## Given task
Can the data below be set down again exactly, line for line?
+++ Material to process +++
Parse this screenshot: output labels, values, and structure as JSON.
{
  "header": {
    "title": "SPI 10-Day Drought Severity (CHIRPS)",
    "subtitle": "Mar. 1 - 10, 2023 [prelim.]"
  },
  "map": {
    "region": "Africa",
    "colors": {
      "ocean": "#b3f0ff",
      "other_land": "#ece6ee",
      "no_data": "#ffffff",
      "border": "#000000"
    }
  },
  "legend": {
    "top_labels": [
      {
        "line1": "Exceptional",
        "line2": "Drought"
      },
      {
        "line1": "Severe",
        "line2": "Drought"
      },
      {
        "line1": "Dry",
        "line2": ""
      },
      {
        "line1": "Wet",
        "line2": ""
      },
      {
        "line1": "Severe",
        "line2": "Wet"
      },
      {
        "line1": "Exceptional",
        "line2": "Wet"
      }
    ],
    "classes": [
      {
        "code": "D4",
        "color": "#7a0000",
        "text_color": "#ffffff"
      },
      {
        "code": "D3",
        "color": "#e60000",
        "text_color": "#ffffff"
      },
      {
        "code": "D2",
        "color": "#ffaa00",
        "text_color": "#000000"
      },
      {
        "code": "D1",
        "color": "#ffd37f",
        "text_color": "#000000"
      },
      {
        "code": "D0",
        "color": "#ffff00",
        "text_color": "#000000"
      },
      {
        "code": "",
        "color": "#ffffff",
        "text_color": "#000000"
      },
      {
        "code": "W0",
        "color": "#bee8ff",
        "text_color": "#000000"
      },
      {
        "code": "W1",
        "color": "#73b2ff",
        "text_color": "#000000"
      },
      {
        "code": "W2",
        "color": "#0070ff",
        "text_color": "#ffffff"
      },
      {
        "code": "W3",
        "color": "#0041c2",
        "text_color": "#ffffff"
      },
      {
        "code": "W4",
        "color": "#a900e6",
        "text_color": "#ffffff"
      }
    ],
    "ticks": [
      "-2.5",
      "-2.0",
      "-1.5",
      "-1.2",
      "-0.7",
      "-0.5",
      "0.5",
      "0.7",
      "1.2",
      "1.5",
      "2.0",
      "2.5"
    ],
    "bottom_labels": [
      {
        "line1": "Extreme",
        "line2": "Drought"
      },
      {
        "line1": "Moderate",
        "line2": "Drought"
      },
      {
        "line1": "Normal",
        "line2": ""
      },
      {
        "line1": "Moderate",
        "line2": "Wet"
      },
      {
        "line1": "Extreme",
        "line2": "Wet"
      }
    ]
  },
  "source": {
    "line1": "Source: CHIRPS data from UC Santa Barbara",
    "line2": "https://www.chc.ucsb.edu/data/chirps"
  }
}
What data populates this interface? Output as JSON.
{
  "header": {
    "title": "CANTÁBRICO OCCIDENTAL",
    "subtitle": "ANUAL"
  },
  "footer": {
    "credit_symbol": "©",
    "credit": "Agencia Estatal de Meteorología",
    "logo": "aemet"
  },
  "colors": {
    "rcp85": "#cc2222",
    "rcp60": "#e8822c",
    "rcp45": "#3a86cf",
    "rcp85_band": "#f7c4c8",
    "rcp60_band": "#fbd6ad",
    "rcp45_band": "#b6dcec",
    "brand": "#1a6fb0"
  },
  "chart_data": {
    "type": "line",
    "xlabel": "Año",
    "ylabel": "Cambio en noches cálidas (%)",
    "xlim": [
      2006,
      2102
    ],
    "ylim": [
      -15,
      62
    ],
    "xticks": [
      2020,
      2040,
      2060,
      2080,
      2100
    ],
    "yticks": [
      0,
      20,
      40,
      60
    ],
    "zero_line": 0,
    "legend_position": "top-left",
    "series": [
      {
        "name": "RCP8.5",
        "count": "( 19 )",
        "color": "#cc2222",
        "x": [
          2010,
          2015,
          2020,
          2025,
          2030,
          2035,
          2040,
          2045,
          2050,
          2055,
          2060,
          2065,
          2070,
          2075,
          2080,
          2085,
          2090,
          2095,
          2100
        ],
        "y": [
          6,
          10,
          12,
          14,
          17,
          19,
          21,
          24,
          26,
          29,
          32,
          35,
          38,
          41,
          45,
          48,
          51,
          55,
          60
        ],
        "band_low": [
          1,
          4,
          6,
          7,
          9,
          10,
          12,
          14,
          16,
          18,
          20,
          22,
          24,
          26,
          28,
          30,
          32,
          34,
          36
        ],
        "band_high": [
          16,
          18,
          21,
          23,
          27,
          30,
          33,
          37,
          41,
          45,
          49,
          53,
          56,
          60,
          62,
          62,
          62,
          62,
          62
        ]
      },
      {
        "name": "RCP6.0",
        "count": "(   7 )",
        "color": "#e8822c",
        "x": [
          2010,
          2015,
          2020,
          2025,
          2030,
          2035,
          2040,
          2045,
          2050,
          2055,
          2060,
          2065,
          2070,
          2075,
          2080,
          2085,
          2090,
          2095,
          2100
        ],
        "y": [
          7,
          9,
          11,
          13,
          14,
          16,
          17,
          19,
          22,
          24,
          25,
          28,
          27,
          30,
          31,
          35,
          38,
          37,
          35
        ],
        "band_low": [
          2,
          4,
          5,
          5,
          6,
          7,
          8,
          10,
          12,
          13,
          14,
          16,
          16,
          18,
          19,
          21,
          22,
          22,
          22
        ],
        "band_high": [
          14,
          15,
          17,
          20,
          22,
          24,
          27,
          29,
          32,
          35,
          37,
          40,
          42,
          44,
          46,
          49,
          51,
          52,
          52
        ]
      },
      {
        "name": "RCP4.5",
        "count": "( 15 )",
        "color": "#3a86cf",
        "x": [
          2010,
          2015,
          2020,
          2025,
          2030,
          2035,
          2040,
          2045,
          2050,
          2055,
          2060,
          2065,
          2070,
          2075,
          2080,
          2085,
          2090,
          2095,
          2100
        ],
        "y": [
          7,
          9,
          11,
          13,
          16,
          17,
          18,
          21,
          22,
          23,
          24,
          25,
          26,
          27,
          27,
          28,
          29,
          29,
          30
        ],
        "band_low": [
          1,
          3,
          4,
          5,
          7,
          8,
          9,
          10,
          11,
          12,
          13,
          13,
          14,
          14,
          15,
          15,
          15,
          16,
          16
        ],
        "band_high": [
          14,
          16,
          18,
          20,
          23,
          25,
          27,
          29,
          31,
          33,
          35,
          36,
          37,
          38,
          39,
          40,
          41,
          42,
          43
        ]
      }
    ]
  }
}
+++
## Solution below
Parse this screenshot: output labels, values, and structure as JSON.
{
  "header": {
    "title": "SPI 10-Day Drought Severity (CHIRPS)",
    "subtitle": "Mar. 1 - 10, 2023 [prelim.]"
  },
  "map": {
    "region": "Africa",
    "colors": {
      "ocean": "#b3f0ff",
      "other_land": "#ece6ee",
      "no_data": "#ffffff",
      "border": "#000000"
    }
  },
  "legend": {
    "top_labels": [
      {
        "line1": "Exceptional",
        "line2": "Drought"
      },
      {
        "line1": "Severe",
        "line2": "Drought"
      },
      {
        "line1": "Dry",
        "line2": ""
      },
      {
        "line1": "Wet",
        "line2": ""
      },
      {
        "line1": "Severe",
        "line2": "Wet"
      },
      {
        "line1": "Exceptional",
        "line2": "Wet"
      }
    ],
    "classes": [
      {
        "code": "D4",
        "color": "#7a0000",
        "text_color": "#ffffff"
      },
      {
        "code": "D3",
        "color": "#e60000",
        "text_color": "#ffffff"
      },
      {
        "code": "D2",
        "color": "#ffaa00",
        "text_color": "#000000"
      },
      {
        "code": "D1",
        "color": "#ffd37f",
        "text_color": "#000000"
      },
      {
        "code": "D0",
        "color": "#ffff00",
        "text_color": "#000000"
      },
      {
        "code": "",
        "color": "#ffffff",
        "text_color": "#000000"
      },
      {
        "code": "W0",
        "color": "#bee8ff",
        "text_color": "#000000"
      },
      {
        "code": "W1",
        "color": "#73b2ff",
        "text_color": "#000000"
      },
      {
        "code": "W2",
        "color": "#0070ff",
        "text_color": "#ffffff"
      },
      {
        "code": "W3",
        "color": "#0041c2",
        "text_color": "#ffffff"
      },
      {
        "code": "W4",
        "color": "#a900e6",
        "text_color": "#ffffff"
      }
    ],
    "ticks": [
      "-2.5",
      "-2.0",
      "-1.5",
      "-1.2",
      "-0.7",
      "-0.5",
      "0.5",
      "0.7",
      "1.2",
      "1.5",
      "2.0",
      "2.5"
    ],
    "bottom_labels": [
      {
        "line1": "Extreme",
        "line2": "Drought"
      },
      {
        "line1": "Moderate",
        "line2": "Drought"
      },
      {
        "line1": "Normal",
        "line2": ""
      },
      {
        "line1": "Moderate",
        "line2": "Wet"
      },
      {
        "line1": "Extreme",
        "line2": "Wet"
      }
    ]
  },
  "source": {
    "line1": "Source: CHIRPS data from UC Santa Barbara",
    "line2": "https://www.chc.ucsb.edu/data/chirps"
  }
}
What data populates this interface? Output as JSON.
{
  "header": {
    "title": "CANTÁBRICO OCCIDENTAL",
    "subtitle": "ANUAL"
  },
  "footer": {
    "credit_symbol": "©",
    "credit": "Agencia Estatal de Meteorología",
    "logo": "aemet"
  },
  "colors": {
    "rcp85": "#cc2222",
    "rcp60": "#e8822c",
    "rcp45": "#3a86cf",
    "rcp85_band": "#f7c4c8",
    "rcp60_band": "#fbd6ad",
    "rcp45_band": "#b6dcec",
    "brand": "#1a6fb0"
  },
  "chart_data": {
    "type": "line",
    "xlabel": "Año",
    "ylabel": "Cambio en noches cálidas (%)",
    "xlim": [
      2006,
      2102
    ],
    "ylim": [
      -15,
      62
    ],
    "xticks": [
      2020,
      2040,
      2060,
      2080,
      2100
    ],
    "yticks": [
      0,
      20,
      40,
      60
    ],
    "zero_line": 0,
    "legend_position": "top-left",
    "series": [
      {
        "name": "RCP8.5",
        "count": "( 19 )",
        "color": "#cc2222",
        "x": [
          2010,
          2015,
          2020,
          2025,
          2030,
          2035,
          2040,
          2045,
          2050,
          2055,
          2060,
          2065,
          2070,
          2075,
          2080,
          2085,
          2090,
          2095,
          2100
        ],
        "y": [
          6,
          10,
          12,
          14,
          17,
          19,
          21,
          24,
          26,
          29,
          32,
          35,
          38,
          41,
          45,
          48,
          51,
          55,
          60
        ],
        "band_low": [
          1,
          4,
          6,
          7,
          9,
          10,
          12,
          14,
          16,
          18,
          20,
          22,
          24,
          26,
          28,
          30,
          32,
          34,
          36
        ],
        "band_high": [
          16,
          18,
          21,
          23,
          27,
          30,
          33,
          37,
          41,
          45,
          49,
          53,
          56,
          60,
          62,
          62,
          62,
          62,
          62
        ]
      },
      {
        "name": "RCP6.0",
        "count": "(   7 )",
        "color": "#e8822c",
        "x": [
          2010,
          2015,
          2020,
          2025,
          2030,
          2035,
          2040,
          2045,
          2050,
          2055,
          2060,
          2065,
          2070,
          2075,
          2080,
          2085,
          2090,
          2095,
          2100
        ],
        "y": [
          7,
          9,
          11,
          13,
          14,
          16,
          17,
          19,
          22,
          24,
          25,
          28,
          27,
          30,
          31,
          35,
          38,
          37,
          35
        ],
        "band_low": [
          2,
          4,
          5,
          5,
          6,
          7,
          8,
          10,
          12,
          13,
          14,
          16,
          16,
          18,
          19,
          21,
          22,
          22,
          22
        ],
        "band_high": [
          14,
          15,
          17,
          20,
          22,
          24,
          27,
          29,
          32,
          35,
          37,
          40,
          42,
          44,
          46,
          49,
          51,
          52,
          52
        ]
      },
      {
        "name": "RCP4.5",
        "count": "( 15 )",
        "color": "#3a86cf",
        "x": [
          2010,
          2015,
          2020,
          2025,
          2030,
          2035,
          2040,
          2045,
          2050,
          2055,
          2060,
          2065,
          2070,
          2075,
          2080,
          2085,
          2090,
          2095,
          2100
        ],
        "y": [
          7,
          9,
          11,
          13,
          16,
          17,
          18,
          21,
          22,
          23,
          24,
          25,
          26,
          27,
          27,
          28,
          29,
          29,
          30
        ],
        "band_low": [
          1,
          3,
          4,
          5,
          7,
          8,
          9,
          10,
          11,
          12,
          13,
          13,
          14,
          14,
          15,
          15,
          15,
          16,
          16
        ],
        "band_high": [
          14,
          16,
          18,
          20,
          23,
          25,
          27,
          29,
          31,
          33,
          35,
          36,
          37,
          38,
          39,
          40,
          41,
          42,
          43
        ]
      }
    ]
  }
}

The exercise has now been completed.